Goal
Filter the records below down to lines containing "ajoneuvoliikennerekisteriin".

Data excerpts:
━━━━━━━━━━━━━━━━━━━━

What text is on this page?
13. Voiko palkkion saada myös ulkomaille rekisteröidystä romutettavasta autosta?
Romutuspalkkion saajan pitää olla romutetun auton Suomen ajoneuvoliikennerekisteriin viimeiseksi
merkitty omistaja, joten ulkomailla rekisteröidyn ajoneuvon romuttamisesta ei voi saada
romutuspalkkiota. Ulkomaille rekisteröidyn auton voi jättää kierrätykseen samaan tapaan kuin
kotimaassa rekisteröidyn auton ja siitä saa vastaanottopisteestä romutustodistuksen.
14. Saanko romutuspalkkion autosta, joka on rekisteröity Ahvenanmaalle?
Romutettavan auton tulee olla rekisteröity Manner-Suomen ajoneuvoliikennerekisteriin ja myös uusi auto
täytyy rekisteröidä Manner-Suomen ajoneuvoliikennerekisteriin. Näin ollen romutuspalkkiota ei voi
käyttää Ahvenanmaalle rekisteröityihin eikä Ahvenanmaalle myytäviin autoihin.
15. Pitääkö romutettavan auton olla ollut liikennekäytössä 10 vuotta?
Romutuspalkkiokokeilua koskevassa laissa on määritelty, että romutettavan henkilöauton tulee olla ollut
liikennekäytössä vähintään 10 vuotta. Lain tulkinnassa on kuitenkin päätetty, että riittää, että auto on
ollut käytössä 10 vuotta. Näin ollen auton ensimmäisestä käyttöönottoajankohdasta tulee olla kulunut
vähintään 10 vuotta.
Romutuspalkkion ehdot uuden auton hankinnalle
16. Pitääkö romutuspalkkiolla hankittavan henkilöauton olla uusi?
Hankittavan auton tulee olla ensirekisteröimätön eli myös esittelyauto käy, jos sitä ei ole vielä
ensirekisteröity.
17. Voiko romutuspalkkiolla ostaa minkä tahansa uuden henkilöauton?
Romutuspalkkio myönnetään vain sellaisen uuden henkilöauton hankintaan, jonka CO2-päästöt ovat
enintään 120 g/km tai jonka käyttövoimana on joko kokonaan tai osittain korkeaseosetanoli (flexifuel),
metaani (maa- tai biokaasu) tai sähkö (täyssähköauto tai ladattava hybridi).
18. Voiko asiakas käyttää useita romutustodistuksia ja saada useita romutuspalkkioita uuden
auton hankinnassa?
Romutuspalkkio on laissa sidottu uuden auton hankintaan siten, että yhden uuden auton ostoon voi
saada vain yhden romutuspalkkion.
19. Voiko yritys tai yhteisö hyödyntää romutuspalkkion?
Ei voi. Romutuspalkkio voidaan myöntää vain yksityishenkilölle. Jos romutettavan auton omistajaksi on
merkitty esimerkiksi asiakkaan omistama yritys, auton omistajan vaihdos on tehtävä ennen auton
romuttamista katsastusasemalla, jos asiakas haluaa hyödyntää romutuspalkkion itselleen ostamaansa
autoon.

━━━━━━━━━━━━━━━━━━━━

Answer to this task
Romutuspalkkion saajan pitää olla romutetun auton Suomen ajoneuvoliikennerekisteriin viimeiseksi
Romutettavan auton tulee olla rekisteröity Manner-Suomen ajoneuvoliikennerekisteriin ja myös uusi auto
täytyy rekisteröidä Manner-Suomen ajoneuvoliikennerekisteriin. Näin ollen romutuspalkkiota ei voi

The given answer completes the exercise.